Read the records below and copy each line that contains "costs".

# # # # #

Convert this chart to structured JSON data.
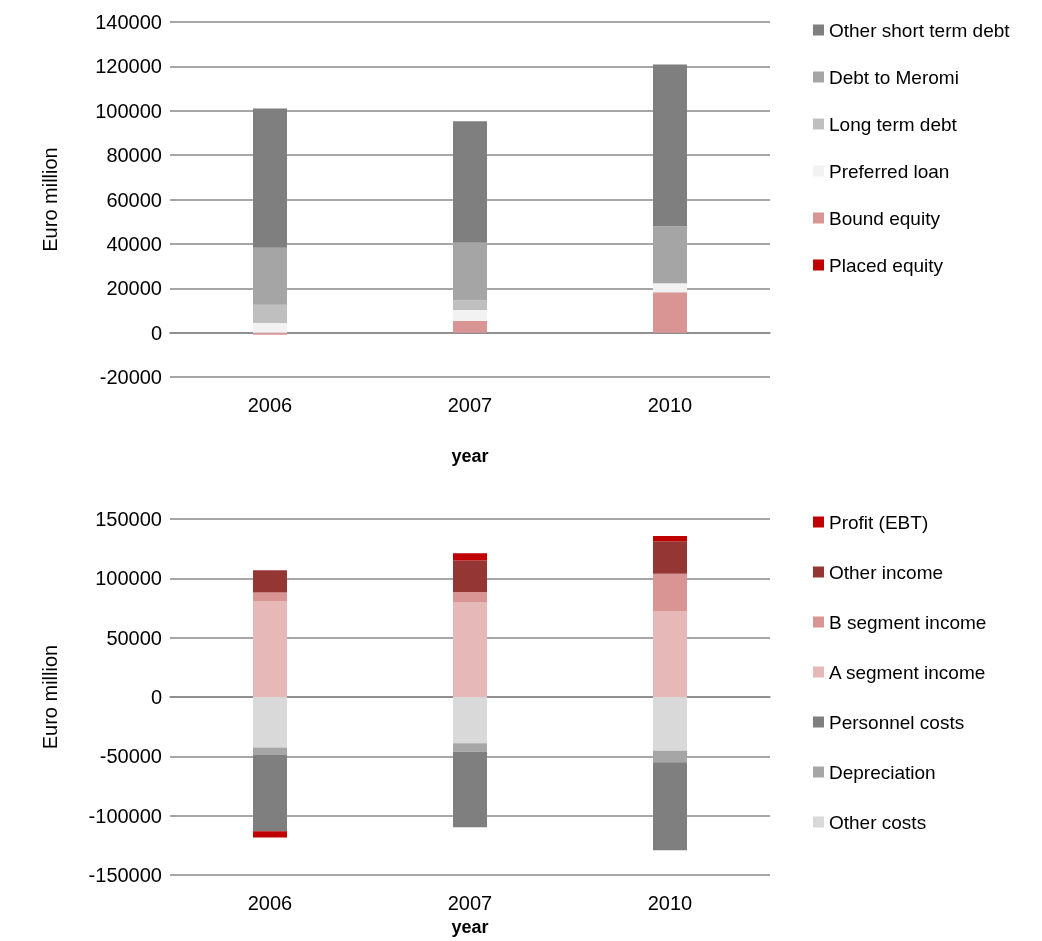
{
  "chart_data": [
    {
      "type": "bar",
      "stacked": true,
      "xlabel": "year",
      "ylabel": "Euro million",
      "categories": [
        "2006",
        "2007",
        "2010"
      ],
      "ylim": [
        -20000,
        140000
      ],
      "yticks": [
        -20000,
        0,
        20000,
        40000,
        60000,
        80000,
        100000,
        120000,
        140000
      ],
      "grid": "y",
      "legend": "right",
      "series": [
        {
          "name": "Placed equity",
          "color": "#c00000",
          "values": [
            0,
            0,
            0
          ]
        },
        {
          "name": "Bound equity",
          "color": "#d99594",
          "values": [
            -1000,
            5200,
            18200
          ]
        },
        {
          "name": "Preferred loan",
          "color": "#f2f2f2",
          "values": [
            4300,
            5000,
            4100
          ]
        },
        {
          "name": "Long term debt",
          "color": "#bfbfbf",
          "values": [
            8300,
            4400,
            0
          ]
        },
        {
          "name": "Debt to Meromi",
          "color": "#a5a5a5",
          "values": [
            25600,
            25900,
            25600
          ]
        },
        {
          "name": "Other short term debt",
          "color": "#7f7f7f",
          "values": [
            62800,
            54800,
            73000
          ]
        }
      ]
    },
    {
      "type": "bar",
      "stacked": true,
      "xlabel": "year",
      "ylabel": "Euro million",
      "categories": [
        "2006",
        "2007",
        "2010"
      ],
      "ylim": [
        -150000,
        150000
      ],
      "yticks": [
        -150000,
        -100000,
        -50000,
        0,
        50000,
        100000,
        150000
      ],
      "grid": "y",
      "legend": "right",
      "series": [
        {
          "name": "Other costs",
          "color": "#d9d9d9",
          "values": [
            -42500,
            -39000,
            -45200
          ]
        },
        {
          "name": "Depreciation",
          "color": "#a6a6a6",
          "values": [
            -5900,
            -7000,
            -9700
          ]
        },
        {
          "name": "Personnel costs",
          "color": "#7f7f7f",
          "values": [
            -64700,
            -63600,
            -74100
          ]
        },
        {
          "name": "A segment income",
          "color": "#e6b9b8",
          "values": [
            81000,
            80100,
            72500
          ]
        },
        {
          "name": "B segment income",
          "color": "#d99594",
          "values": [
            7100,
            8500,
            31400
          ]
        },
        {
          "name": "Other income",
          "color": "#943634",
          "values": [
            18800,
            26500,
            27400
          ]
        },
        {
          "name": "Profit (EBT)",
          "color": "#c00000",
          "values": [
            -5200,
            6100,
            4400
          ]
        }
      ]
    }
  ]
}
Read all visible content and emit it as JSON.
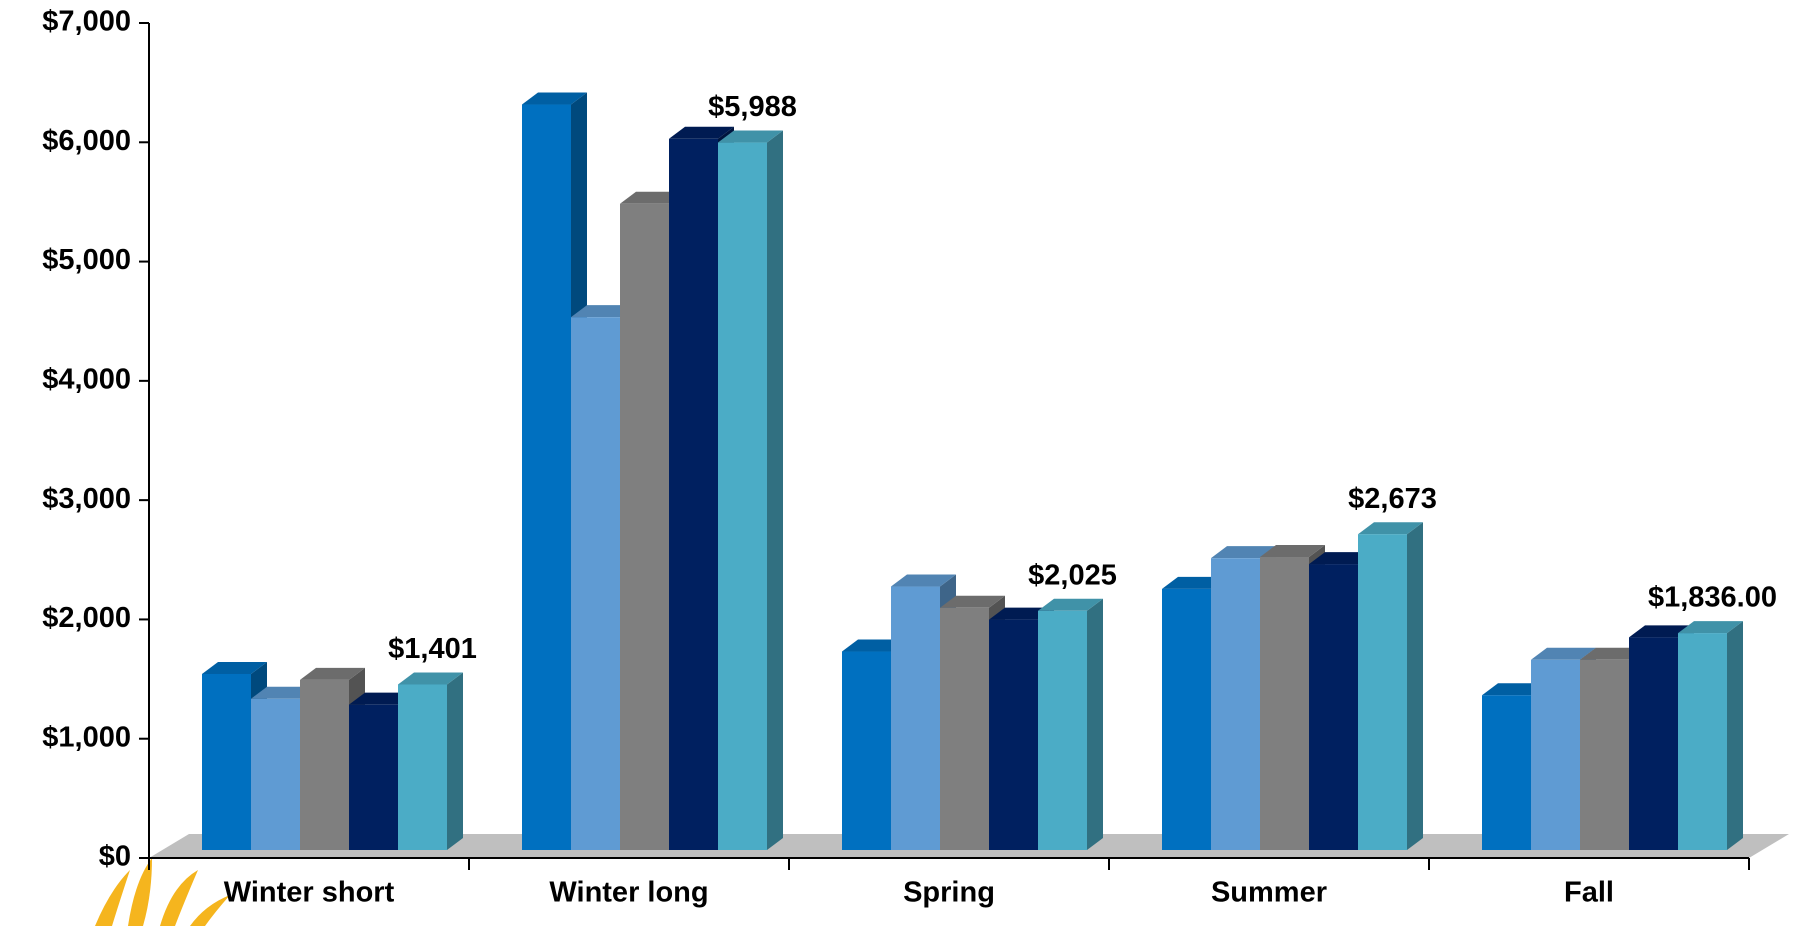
{
  "chart_data": {
    "type": "bar3d",
    "categories": [
      "Winter short",
      "Winter long",
      "Spring",
      "Summer",
      "Fall"
    ],
    "series": [
      {
        "color": "#0070c0",
        "values": [
          1490,
          6310,
          1680,
          2210,
          1310
        ]
      },
      {
        "color": "#5f9bd3",
        "values": [
          1280,
          4510,
          2230,
          2470,
          1610
        ]
      },
      {
        "color": "#7f7f7f",
        "values": [
          1440,
          5470,
          2050,
          2480,
          1610
        ]
      },
      {
        "color": "#002060",
        "values": [
          1230,
          6020,
          1950,
          2420,
          1800
        ]
      },
      {
        "color": "#4bacc6",
        "values": [
          1401,
          5988,
          2025,
          2673,
          1836
        ],
        "value_labels": [
          "$1,401",
          "$5,988",
          "$2,025",
          "$2,673",
          "$1,836.00"
        ]
      }
    ],
    "ylim": [
      0,
      7000
    ],
    "yticks": [
      {
        "value": 0,
        "label": "$0"
      },
      {
        "value": 1000,
        "label": "$1,000"
      },
      {
        "value": 2000,
        "label": "$2,000"
      },
      {
        "value": 3000,
        "label": "$3,000"
      },
      {
        "value": 4000,
        "label": "$4,000"
      },
      {
        "value": 5000,
        "label": "$5,000"
      },
      {
        "value": 6000,
        "label": "$6,000"
      },
      {
        "value": 7000,
        "label": "$7,000"
      }
    ]
  }
}
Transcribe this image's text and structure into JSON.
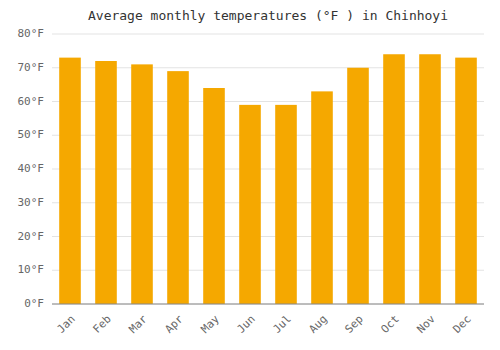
{
  "chart_data": {
    "type": "bar",
    "title": "Average monthly temperatures (°F ) in Chinhoyi",
    "categories": [
      "Jan",
      "Feb",
      "Mar",
      "Apr",
      "May",
      "Jun",
      "Jul",
      "Aug",
      "Sep",
      "Oct",
      "Nov",
      "Dec"
    ],
    "values": [
      73,
      72,
      71,
      69,
      64,
      59,
      59,
      63,
      70,
      74,
      74,
      73
    ],
    "color": "#F5A800",
    "ylim": [
      0,
      80
    ],
    "yticks": [
      {
        "value": 0,
        "label": "0°F"
      },
      {
        "value": 10,
        "label": "10°F"
      },
      {
        "value": 20,
        "label": "20°F"
      },
      {
        "value": 30,
        "label": "30°F"
      },
      {
        "value": 40,
        "label": "40°F"
      },
      {
        "value": 50,
        "label": "50°F"
      },
      {
        "value": 60,
        "label": "60°F"
      },
      {
        "value": 70,
        "label": "70°F"
      },
      {
        "value": 80,
        "label": "80°F"
      }
    ],
    "grid": true
  }
}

# # # # #

- _RESPONSE FOR THIS EXERCISE_:
          "name": "Other costs",
          "name": "Personnel costs",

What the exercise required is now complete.